▸ Task instructions:
Duplicate the child support article word for word, from "Big Assets, Low" to "by the CSA.".

▸ Extract to read:
Big Assets, Low Income Is A Recipe For Injustice In Child Support

The recent case of Green –v-Adamsinitially highlights the difficulties a parent with care may face when trying to obtain child support.  The inadequacies of the Child Support Agency which have been carried over to the Child Maintenance Services are revealed in the above case.  An appeal from a CSA assessment by the father led to his contribution being lowered to £7 per week despite his having revealed to them assets of £830,000.  However, from an earlier maintenance assessment he had only paid £4,000 leaving £40,000 owing.  The father was intending to again appeal.  The mother now applied under Schedule 1 of the Children Act for a capital sum to cover the costs of a new car, holidays, a laptop etc for her son.  She also sought periodical payments on the basis that a maximum assessment had been made by the CSA.

[Data entries]
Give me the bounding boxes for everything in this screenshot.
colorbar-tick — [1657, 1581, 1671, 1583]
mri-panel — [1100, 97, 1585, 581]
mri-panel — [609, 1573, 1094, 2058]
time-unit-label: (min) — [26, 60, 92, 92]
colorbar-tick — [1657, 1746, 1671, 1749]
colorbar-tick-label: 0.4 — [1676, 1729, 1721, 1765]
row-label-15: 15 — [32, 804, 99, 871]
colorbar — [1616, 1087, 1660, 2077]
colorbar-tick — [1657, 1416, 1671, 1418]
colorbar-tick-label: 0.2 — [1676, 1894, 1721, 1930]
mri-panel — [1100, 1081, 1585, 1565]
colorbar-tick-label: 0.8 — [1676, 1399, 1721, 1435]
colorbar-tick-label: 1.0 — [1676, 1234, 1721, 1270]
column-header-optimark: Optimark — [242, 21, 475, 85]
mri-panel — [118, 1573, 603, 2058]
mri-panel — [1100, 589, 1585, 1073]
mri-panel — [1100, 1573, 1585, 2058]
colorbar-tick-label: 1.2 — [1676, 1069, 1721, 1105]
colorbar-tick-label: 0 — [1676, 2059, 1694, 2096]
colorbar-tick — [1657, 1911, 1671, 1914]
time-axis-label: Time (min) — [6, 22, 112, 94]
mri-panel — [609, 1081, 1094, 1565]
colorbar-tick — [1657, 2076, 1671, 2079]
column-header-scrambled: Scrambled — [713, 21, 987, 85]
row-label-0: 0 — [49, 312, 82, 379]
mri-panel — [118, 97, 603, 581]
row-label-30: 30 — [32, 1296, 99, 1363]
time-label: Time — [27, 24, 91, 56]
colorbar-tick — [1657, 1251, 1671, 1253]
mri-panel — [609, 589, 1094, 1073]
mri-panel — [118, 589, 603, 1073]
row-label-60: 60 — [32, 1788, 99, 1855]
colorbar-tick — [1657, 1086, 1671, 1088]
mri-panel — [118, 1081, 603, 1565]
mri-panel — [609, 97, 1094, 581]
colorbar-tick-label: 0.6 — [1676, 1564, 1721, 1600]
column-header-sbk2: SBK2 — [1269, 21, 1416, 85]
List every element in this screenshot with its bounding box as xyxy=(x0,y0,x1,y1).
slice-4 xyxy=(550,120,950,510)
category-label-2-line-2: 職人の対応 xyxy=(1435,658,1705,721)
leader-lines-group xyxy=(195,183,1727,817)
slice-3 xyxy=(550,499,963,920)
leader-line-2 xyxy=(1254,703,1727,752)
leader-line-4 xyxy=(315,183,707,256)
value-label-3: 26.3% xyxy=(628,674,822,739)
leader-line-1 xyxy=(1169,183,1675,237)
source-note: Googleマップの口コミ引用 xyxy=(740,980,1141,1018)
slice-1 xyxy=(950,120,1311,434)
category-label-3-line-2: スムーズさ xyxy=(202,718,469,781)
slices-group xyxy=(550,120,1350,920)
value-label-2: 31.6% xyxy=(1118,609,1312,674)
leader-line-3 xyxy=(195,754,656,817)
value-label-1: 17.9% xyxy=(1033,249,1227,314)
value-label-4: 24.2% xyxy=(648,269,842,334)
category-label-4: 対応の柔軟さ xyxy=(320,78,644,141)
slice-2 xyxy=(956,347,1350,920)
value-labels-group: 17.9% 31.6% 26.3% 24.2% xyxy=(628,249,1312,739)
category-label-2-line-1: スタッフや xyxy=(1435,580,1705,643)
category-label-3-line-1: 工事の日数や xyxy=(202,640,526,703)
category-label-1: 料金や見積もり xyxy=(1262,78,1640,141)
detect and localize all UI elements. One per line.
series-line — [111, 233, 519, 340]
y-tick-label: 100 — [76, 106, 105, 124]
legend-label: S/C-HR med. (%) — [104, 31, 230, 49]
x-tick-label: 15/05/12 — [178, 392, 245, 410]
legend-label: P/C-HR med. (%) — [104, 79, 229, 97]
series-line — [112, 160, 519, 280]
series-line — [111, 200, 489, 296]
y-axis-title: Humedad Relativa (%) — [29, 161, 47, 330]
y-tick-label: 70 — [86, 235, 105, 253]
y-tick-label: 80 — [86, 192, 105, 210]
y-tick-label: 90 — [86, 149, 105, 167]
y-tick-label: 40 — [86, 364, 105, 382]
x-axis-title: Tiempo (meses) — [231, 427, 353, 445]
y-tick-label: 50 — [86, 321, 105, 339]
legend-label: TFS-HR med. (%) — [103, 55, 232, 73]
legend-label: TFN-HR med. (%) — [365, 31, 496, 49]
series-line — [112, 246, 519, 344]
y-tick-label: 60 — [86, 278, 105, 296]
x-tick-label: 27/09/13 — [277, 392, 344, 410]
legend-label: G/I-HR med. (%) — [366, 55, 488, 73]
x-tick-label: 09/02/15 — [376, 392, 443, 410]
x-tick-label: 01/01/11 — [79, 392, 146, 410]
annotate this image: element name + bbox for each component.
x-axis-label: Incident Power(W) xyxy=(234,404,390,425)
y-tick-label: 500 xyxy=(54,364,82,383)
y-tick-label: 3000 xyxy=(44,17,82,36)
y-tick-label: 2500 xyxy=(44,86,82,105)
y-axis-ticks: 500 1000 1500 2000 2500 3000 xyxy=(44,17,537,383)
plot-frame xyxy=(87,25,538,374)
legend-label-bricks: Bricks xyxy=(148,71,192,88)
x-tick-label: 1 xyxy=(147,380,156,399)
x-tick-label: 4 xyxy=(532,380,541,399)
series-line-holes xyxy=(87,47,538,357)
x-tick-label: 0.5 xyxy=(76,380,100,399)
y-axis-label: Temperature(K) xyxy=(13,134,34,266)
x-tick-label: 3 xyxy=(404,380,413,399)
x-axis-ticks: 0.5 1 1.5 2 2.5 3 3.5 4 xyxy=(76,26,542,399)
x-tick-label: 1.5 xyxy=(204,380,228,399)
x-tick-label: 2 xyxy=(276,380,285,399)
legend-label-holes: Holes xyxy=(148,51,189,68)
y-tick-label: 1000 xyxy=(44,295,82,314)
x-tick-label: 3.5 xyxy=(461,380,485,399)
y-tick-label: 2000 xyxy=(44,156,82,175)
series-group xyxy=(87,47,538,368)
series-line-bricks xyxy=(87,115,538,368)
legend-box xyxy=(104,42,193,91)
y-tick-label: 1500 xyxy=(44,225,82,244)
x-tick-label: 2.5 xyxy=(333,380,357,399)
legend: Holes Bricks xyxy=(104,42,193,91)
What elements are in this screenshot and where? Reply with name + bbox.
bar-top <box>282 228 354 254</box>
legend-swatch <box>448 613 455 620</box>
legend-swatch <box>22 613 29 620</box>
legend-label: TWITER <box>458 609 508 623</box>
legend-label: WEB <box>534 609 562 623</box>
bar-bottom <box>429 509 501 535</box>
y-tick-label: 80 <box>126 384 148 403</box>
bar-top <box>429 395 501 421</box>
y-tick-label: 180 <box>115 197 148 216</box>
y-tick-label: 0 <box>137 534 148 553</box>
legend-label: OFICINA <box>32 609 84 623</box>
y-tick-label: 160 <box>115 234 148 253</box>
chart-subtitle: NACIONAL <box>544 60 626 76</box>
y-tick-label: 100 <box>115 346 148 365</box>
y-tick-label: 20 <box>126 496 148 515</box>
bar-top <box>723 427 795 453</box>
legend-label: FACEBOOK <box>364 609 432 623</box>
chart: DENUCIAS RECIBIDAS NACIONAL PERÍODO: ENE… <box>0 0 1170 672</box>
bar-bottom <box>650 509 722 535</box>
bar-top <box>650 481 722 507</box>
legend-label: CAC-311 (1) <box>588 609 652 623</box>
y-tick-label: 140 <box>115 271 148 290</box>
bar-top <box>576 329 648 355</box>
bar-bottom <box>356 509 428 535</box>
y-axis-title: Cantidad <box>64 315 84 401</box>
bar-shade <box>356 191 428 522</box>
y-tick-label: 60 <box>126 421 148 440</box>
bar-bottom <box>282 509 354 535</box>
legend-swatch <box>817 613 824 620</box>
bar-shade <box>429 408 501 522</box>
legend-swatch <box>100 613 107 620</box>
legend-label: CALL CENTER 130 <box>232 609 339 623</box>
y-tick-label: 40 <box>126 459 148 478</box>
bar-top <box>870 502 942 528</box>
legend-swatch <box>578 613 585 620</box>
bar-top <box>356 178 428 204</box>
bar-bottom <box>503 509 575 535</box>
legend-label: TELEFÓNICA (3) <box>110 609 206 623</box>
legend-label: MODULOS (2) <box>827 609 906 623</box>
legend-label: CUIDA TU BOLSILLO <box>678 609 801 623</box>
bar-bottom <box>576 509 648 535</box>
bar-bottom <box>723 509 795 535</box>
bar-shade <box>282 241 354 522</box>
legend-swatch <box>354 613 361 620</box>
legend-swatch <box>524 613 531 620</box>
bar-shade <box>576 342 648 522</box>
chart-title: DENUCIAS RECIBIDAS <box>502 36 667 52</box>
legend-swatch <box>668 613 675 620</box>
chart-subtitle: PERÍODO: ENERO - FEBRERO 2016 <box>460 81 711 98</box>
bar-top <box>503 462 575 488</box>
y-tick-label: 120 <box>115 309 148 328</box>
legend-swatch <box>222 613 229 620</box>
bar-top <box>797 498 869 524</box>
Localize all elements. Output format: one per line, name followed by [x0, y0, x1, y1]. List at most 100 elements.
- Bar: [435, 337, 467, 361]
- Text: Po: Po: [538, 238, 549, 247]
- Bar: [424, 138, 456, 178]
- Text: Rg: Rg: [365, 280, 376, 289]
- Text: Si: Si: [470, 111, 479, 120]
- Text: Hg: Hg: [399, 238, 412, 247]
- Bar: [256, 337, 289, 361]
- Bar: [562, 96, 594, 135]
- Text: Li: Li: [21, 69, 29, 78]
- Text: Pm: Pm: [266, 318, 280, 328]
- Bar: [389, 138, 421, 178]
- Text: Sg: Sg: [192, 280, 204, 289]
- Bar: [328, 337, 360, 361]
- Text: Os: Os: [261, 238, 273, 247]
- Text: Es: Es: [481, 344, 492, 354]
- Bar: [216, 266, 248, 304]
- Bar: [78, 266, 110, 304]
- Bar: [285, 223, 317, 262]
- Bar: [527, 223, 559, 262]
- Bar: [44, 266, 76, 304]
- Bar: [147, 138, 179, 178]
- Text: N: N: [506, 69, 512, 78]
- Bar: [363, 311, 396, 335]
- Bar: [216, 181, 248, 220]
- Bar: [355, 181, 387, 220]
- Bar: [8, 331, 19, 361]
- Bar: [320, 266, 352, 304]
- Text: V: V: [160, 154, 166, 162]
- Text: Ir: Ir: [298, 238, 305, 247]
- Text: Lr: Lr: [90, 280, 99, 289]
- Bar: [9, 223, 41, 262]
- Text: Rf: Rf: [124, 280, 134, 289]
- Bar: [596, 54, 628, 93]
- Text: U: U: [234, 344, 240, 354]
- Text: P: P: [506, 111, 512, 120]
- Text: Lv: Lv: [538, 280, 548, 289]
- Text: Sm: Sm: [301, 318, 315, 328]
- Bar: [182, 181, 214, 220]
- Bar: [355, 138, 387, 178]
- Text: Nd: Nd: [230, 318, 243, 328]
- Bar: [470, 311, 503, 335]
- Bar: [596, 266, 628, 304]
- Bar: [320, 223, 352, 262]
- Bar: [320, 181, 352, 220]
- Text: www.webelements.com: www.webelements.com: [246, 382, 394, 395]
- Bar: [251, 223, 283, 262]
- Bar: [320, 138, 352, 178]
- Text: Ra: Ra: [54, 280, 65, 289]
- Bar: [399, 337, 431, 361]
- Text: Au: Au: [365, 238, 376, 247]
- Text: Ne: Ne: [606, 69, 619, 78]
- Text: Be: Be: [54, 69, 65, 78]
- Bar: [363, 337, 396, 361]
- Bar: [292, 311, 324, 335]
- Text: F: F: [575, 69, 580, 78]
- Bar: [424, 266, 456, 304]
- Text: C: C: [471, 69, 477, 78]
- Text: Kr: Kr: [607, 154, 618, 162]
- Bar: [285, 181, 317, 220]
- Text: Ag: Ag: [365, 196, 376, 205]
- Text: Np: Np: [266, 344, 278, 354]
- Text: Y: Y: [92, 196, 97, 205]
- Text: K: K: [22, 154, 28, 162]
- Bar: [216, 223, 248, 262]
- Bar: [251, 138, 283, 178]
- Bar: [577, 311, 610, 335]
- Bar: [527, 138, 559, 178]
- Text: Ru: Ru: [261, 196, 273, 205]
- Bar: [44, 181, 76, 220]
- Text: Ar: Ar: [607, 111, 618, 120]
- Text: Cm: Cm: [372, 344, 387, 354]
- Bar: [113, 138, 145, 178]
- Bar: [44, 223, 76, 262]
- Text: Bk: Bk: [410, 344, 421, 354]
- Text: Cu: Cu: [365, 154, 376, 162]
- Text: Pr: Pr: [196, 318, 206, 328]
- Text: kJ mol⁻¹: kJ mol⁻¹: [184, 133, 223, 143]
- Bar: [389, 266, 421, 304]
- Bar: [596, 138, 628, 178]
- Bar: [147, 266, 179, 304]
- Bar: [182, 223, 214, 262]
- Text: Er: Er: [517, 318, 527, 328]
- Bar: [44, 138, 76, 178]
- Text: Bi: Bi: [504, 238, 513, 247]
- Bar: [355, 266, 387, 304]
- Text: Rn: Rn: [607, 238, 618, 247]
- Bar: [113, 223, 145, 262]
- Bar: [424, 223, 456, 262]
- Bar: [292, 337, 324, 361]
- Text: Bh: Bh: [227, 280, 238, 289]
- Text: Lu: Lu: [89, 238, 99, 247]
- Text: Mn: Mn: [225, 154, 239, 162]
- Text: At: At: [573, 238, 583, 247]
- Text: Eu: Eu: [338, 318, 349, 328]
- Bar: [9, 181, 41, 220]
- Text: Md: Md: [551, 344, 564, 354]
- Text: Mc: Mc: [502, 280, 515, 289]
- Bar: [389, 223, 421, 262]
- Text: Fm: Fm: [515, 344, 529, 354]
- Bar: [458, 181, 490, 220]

▸ Task output:
Big Assets, Low Income Is A Recipe For Injustice In Child Support

The recent case of Green –v-Adamsinitially highlights the difficulties a parent with care may face when trying to obtain child support.  The inadequacies of the Child Support Agency which have been carried over to the Child Maintenance Services are revealed in the above case.  An appeal from a CSA assessment by the father led to his contribution being lowered to £7 per week despite his having revealed to them assets of £830,000.  However, from an earlier maintenance assessment he had only paid £4,000 leaving £40,000 owing.  The father was intending to again appeal.  The mother now applied under Schedule 1 of the Children Act for a capital sum to cover the costs of a new car, holidays, a laptop etc for her son.  She also sought periodical payments on the basis that a maximum assessment had been made by the CSA.